=== Task statement ===
Copy the lines of the listing word for word, from the line with "bottom-ylabel: Price [24, 423, 39, 455]" up to and including the line with "top-plot-area [83, 75, 1134, 266]".

:: Dataset records

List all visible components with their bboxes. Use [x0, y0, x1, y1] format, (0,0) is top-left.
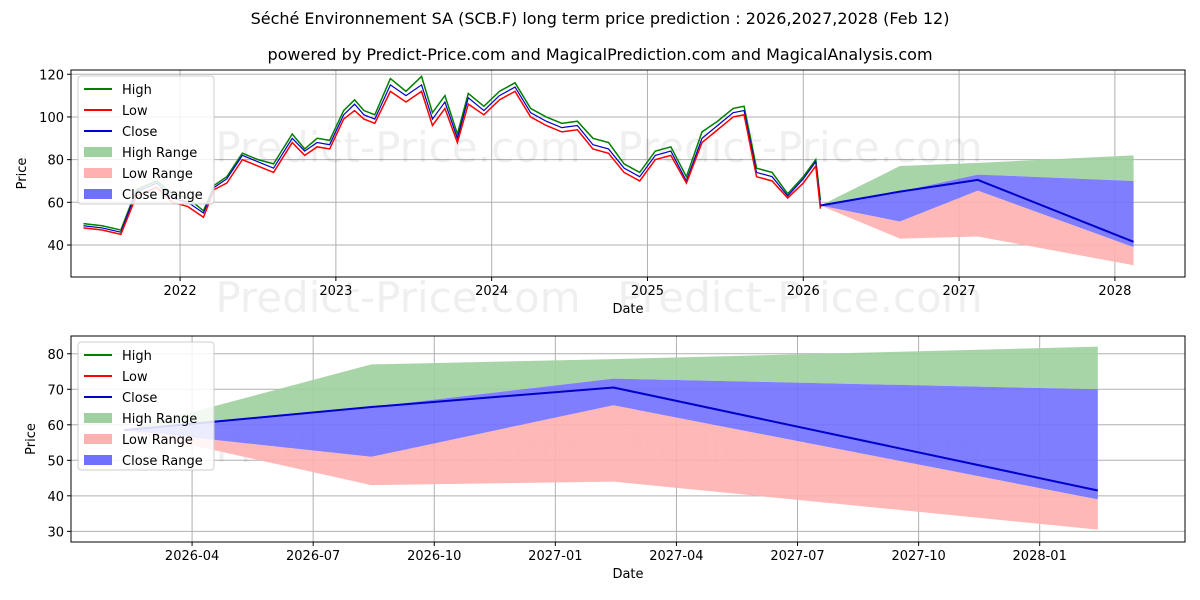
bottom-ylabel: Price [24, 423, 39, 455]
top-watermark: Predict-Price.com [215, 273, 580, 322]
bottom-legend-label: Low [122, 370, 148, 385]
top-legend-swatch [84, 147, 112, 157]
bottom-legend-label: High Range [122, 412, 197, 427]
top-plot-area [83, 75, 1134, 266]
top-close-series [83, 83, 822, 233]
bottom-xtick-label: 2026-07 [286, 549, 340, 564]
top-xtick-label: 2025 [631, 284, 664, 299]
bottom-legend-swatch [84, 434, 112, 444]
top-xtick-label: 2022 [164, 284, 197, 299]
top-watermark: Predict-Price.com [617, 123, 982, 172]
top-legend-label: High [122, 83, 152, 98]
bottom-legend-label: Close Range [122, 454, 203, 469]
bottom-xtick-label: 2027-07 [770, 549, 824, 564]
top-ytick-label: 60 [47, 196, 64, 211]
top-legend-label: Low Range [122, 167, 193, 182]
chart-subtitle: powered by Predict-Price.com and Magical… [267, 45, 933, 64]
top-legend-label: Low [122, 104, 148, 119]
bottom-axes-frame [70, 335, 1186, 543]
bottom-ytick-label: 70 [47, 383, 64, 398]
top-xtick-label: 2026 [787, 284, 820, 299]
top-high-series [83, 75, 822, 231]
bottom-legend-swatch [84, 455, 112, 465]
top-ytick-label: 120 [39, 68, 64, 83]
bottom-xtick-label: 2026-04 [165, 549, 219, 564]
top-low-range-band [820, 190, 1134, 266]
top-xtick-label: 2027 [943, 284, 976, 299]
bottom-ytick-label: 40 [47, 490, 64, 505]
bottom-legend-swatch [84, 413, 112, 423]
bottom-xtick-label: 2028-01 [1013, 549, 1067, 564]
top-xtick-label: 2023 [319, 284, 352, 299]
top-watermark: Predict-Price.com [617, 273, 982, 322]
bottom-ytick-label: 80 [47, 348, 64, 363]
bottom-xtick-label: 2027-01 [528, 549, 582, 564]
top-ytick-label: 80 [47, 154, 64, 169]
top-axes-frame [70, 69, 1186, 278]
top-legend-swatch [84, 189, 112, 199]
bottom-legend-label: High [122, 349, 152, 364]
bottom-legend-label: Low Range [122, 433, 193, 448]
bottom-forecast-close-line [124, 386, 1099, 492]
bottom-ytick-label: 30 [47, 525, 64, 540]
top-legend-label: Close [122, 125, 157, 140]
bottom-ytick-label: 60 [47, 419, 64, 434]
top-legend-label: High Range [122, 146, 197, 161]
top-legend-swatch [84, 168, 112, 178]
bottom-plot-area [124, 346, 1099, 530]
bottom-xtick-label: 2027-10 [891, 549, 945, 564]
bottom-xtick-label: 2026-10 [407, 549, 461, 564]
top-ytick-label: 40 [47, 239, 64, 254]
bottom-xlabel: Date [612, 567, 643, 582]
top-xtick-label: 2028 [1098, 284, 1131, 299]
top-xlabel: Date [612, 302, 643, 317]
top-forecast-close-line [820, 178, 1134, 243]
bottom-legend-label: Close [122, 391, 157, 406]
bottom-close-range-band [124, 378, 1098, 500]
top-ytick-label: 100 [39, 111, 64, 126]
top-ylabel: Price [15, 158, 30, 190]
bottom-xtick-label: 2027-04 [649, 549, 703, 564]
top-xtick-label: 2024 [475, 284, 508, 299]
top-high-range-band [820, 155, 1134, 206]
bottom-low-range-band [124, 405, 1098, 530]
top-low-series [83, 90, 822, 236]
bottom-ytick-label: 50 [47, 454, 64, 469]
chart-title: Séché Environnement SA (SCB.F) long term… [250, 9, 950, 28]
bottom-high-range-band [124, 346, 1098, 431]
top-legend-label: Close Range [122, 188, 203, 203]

::::
:: Dataset records

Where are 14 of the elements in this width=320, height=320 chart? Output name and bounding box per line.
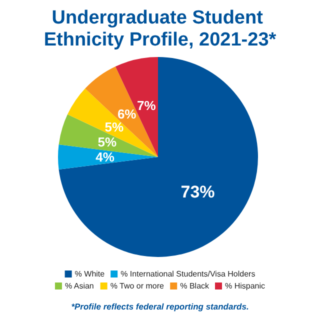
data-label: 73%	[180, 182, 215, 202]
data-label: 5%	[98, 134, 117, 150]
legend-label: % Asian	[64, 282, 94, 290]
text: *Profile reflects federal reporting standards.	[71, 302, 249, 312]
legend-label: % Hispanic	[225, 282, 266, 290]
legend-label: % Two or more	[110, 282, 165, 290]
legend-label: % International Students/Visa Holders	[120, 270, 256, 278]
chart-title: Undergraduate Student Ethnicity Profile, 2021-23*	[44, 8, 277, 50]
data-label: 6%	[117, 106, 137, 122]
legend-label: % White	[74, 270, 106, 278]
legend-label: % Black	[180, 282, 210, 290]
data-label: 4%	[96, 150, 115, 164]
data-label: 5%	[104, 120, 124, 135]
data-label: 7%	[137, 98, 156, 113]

::::

=== Worked solution ===
bottom-ylabel: Price [24, 423, 39, 455]
top-watermark: Predict-Price.com [215, 273, 580, 322]
bottom-legend-label: Low [122, 370, 148, 385]
top-legend-swatch [84, 147, 112, 157]
bottom-legend-label: High Range [122, 412, 197, 427]
top-plot-area [83, 75, 1134, 266]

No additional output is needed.